• [What you are asked to do]: Output every entry exactly as written.

[start]

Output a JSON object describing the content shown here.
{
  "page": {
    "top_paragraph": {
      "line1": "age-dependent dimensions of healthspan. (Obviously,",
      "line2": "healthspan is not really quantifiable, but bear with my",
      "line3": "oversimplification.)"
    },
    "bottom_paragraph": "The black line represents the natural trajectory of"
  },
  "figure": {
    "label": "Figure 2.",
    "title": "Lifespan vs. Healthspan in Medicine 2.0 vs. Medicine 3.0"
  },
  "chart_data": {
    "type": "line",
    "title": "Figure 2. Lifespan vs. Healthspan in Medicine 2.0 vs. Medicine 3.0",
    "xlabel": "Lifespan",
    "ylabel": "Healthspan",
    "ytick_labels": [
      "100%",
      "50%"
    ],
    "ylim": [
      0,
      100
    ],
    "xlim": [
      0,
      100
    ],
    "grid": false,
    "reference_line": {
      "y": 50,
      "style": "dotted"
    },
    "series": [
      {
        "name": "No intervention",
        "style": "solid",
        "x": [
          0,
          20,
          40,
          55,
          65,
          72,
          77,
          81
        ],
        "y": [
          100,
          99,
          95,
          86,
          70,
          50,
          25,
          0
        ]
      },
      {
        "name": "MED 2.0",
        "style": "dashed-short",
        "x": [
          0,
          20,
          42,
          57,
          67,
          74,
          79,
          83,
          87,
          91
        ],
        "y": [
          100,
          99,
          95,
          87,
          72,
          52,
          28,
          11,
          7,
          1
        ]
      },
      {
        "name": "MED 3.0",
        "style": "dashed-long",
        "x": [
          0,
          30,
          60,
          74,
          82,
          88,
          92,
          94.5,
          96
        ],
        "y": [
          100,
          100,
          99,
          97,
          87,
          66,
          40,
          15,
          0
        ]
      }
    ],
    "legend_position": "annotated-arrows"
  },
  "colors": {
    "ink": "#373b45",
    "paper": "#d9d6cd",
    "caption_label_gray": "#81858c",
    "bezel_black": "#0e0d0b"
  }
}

[end]

• [Exercise response]:
Output a JSON object describing the content shown here.
{
  "page": {
    "top_paragraph": {
      "line1": "age-dependent dimensions of healthspan. (Obviously,",
      "line2": "healthspan is not really quantifiable, but bear with my",
      "line3": "oversimplification.)"
    },
    "bottom_paragraph": "The black line represents the natural trajectory of"
  },
  "figure": {
    "label": "Figure 2.",
    "title": "Lifespan vs. Healthspan in Medicine 2.0 vs. Medicine 3.0"
  },
  "chart_data": {
    "type": "line",
    "title": "Figure 2. Lifespan vs. Healthspan in Medicine 2.0 vs. Medicine 3.0",
    "xlabel": "Lifespan",
    "ylabel": "Healthspan",
    "ytick_labels": [
      "100%",
      "50%"
    ],
    "ylim": [
      0,
      100
    ],
    "xlim": [
      0,
      100
    ],
    "grid": false,
    "reference_line": {
      "y": 50,
      "style": "dotted"
    },
    "series": [
      {
        "name": "No intervention",
        "style": "solid",
        "x": [
          0,
          20,
          40,
          55,
          65,
          72,
          77,
          81
        ],
        "y": [
          100,
          99,
          95,
          86,
          70,
          50,
          25,
          0
        ]
      },
      {
        "name": "MED 2.0",
        "style": "dashed-short",
        "x": [
          0,
          20,
          42,
          57,
          67,
          74,
          79,
          83,
          87,
          91
        ],
        "y": [
          100,
          99,
          95,
          87,
          72,
          52,
          28,
          11,
          7,
          1
        ]
      },
      {
        "name": "MED 3.0",
        "style": "dashed-long",
        "x": [
          0,
          30,
          60,
          74,
          82,
          88,
          92,
          94.5,
          96
        ],
        "y": [
          100,
          100,
          99,
          97,
          87,
          66,
          40,
          15,
          0
        ]
      }
    ],
    "legend_position": "annotated-arrows"
  },
  "colors": {
    "ink": "#373b45",
    "paper": "#d9d6cd",
    "caption_label_gray": "#81858c",
    "bezel_black": "#0e0d0b"
  }
}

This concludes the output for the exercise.